[START]
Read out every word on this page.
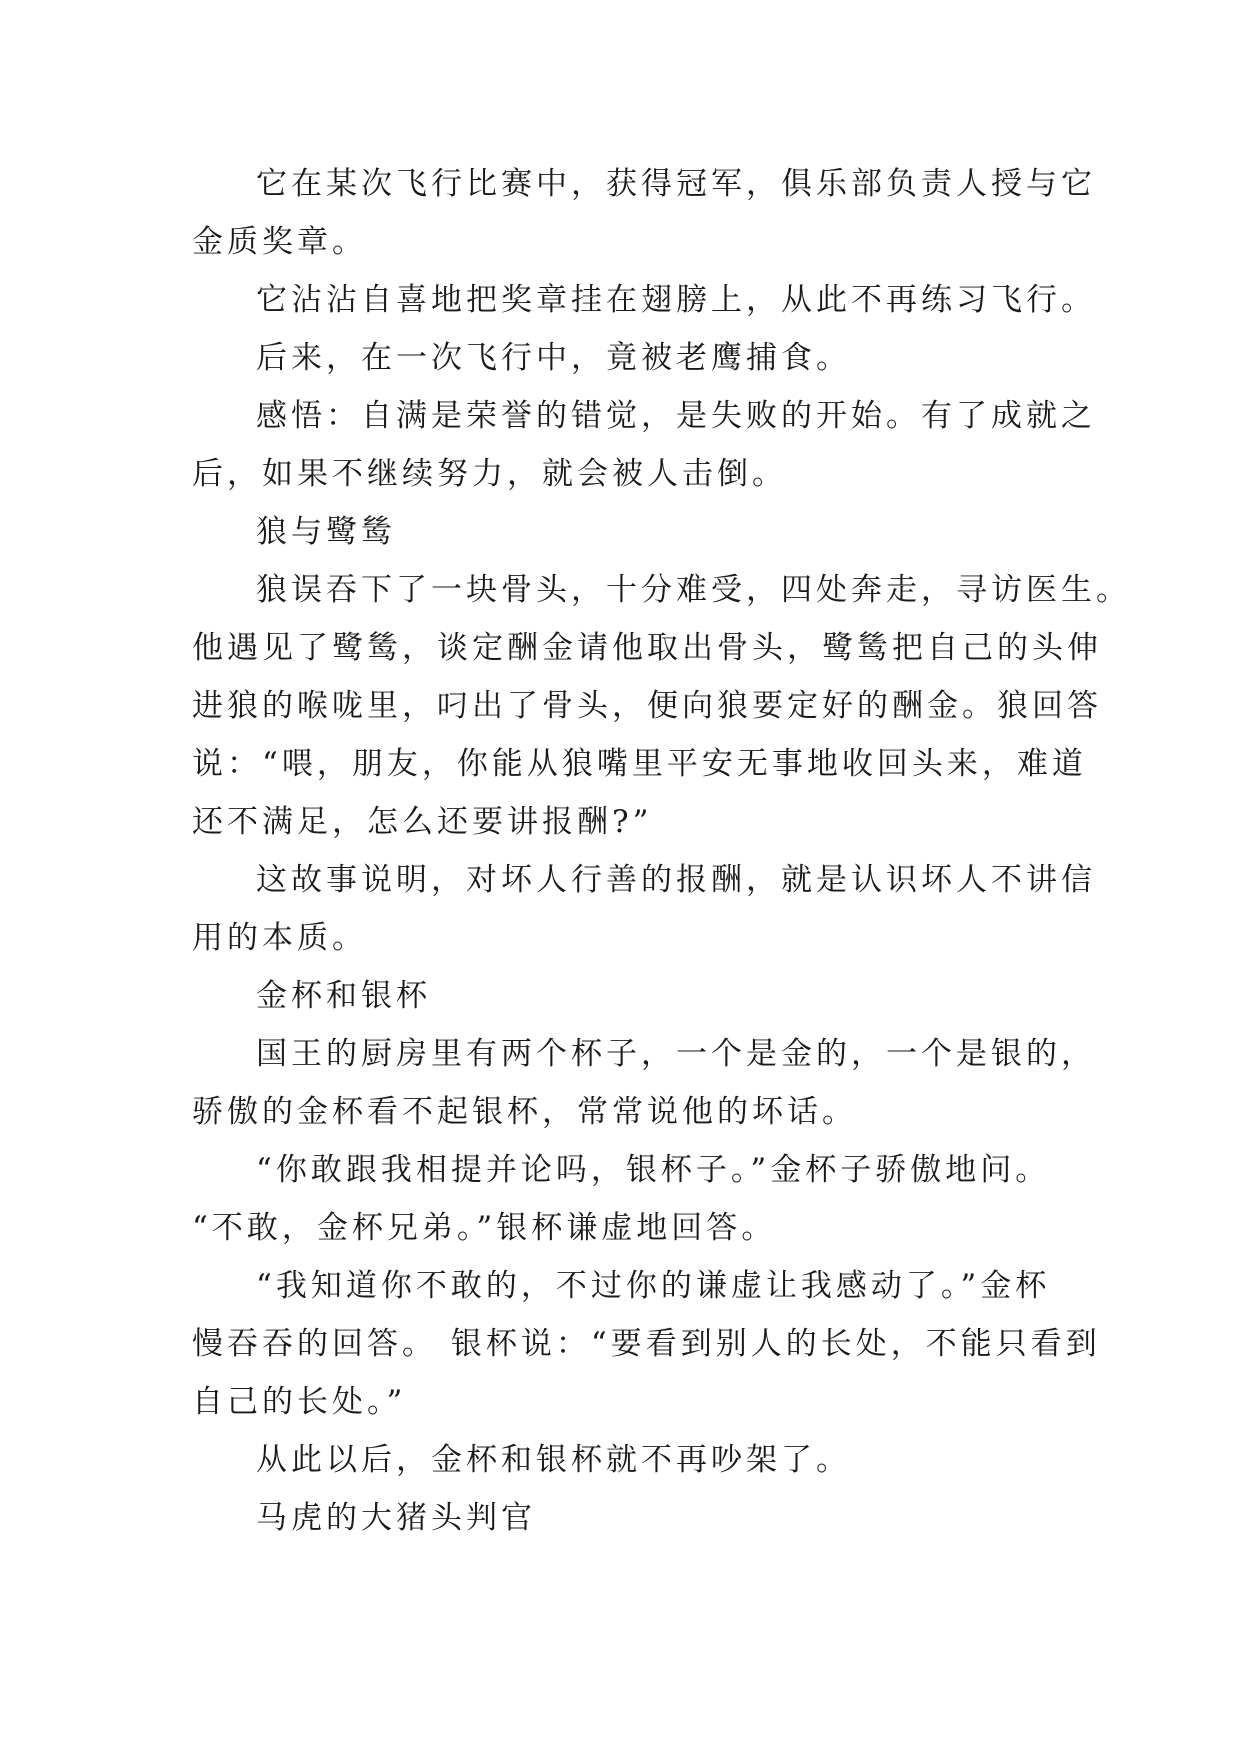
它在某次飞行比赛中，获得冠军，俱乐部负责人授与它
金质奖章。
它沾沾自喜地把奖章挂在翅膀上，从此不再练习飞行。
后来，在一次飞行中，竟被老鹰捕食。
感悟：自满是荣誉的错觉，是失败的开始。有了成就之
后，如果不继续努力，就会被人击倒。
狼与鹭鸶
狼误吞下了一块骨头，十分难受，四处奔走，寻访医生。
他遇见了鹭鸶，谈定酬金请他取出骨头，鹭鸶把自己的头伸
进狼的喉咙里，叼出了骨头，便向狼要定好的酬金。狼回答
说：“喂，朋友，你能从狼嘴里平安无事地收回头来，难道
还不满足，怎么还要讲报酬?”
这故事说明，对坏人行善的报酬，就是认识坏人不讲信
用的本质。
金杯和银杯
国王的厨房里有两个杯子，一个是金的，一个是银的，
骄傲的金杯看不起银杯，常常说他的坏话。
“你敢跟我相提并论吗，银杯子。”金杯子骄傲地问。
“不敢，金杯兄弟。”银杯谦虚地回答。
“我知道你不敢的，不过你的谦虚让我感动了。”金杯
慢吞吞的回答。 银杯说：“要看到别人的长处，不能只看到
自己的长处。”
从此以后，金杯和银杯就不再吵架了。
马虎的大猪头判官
[END]
[START]
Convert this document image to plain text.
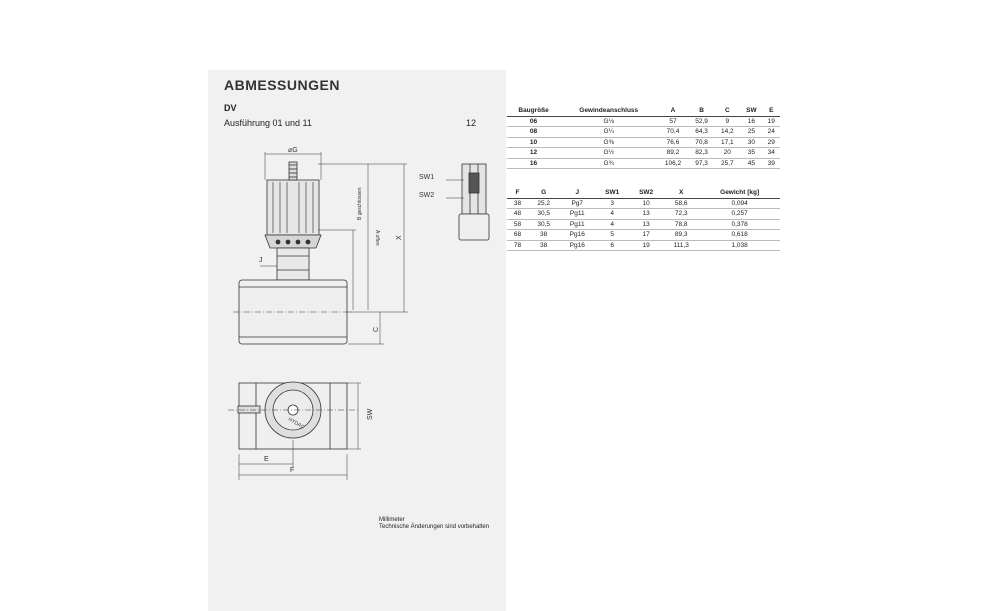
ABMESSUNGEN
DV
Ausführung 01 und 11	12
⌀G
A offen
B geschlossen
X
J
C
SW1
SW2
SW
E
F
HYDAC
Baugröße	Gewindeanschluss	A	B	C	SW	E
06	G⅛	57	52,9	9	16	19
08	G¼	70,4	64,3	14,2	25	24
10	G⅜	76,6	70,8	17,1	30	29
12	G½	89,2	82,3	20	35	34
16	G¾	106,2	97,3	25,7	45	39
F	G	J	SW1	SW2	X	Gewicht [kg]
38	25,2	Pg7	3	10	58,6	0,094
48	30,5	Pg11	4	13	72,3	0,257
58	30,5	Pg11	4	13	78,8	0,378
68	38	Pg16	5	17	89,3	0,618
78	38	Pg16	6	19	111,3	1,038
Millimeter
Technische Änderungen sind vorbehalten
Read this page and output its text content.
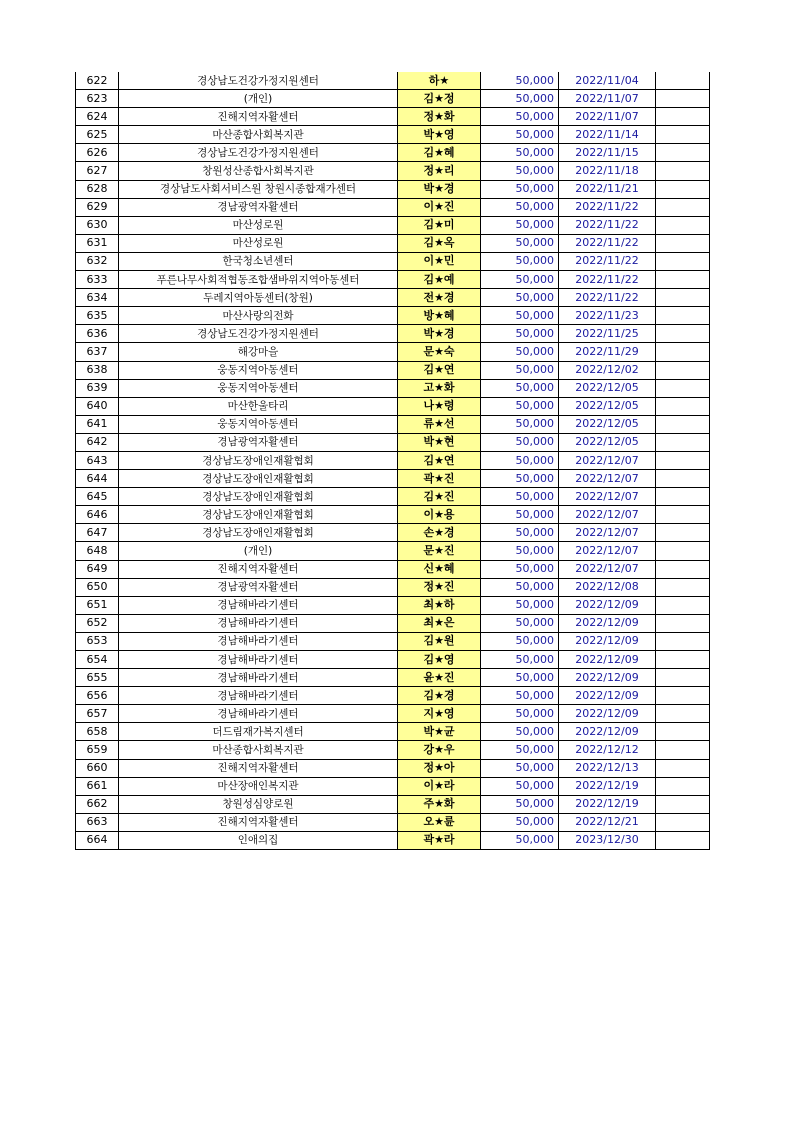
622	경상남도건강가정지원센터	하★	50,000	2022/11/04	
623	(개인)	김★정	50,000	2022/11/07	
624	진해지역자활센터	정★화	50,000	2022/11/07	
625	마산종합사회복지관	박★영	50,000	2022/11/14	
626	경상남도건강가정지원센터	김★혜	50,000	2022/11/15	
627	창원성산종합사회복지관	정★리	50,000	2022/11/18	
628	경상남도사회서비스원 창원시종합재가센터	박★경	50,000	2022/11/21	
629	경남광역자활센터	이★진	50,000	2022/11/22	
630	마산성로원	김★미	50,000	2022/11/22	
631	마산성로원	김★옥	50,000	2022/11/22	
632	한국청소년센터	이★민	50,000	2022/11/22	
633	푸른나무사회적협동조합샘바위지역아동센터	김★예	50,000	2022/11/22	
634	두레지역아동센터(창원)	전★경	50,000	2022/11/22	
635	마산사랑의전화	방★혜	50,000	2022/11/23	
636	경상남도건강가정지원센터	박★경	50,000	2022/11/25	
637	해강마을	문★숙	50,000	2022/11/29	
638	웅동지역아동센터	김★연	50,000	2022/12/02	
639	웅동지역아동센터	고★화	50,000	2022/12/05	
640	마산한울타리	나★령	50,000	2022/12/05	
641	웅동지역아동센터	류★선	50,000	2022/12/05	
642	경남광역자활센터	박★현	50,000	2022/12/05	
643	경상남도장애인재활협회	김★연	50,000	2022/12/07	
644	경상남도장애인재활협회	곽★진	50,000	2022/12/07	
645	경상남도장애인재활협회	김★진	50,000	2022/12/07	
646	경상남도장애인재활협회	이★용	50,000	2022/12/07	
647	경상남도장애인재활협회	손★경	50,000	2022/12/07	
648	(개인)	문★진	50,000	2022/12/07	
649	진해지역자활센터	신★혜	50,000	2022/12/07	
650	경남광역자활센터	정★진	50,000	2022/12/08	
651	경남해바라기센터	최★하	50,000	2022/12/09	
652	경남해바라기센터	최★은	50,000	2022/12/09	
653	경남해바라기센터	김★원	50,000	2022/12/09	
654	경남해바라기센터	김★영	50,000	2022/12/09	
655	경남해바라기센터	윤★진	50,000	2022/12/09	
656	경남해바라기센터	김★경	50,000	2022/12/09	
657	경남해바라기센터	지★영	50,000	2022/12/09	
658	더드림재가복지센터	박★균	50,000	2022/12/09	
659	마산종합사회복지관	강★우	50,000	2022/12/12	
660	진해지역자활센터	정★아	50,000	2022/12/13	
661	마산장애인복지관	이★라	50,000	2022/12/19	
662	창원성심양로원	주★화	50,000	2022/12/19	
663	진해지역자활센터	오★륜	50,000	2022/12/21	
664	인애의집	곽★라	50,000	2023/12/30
[END]
#### [TASK DESCRIPTION]
Return each full line of the entries that contains the word "경상남도장애인재활협회".

#### [REPLY TO THE TASK]
643	경상남도장애인재활협회	김★연	50,000	2022/12/07	
644	경상남도장애인재활협회	곽★진	50,000	2022/12/07	
645	경상남도장애인재활협회	김★진	50,000	2022/12/07	
646	경상남도장애인재활협회	이★용	50,000	2022/12/07	
647	경상남도장애인재활협회	손★경	50,000	2022/12/07	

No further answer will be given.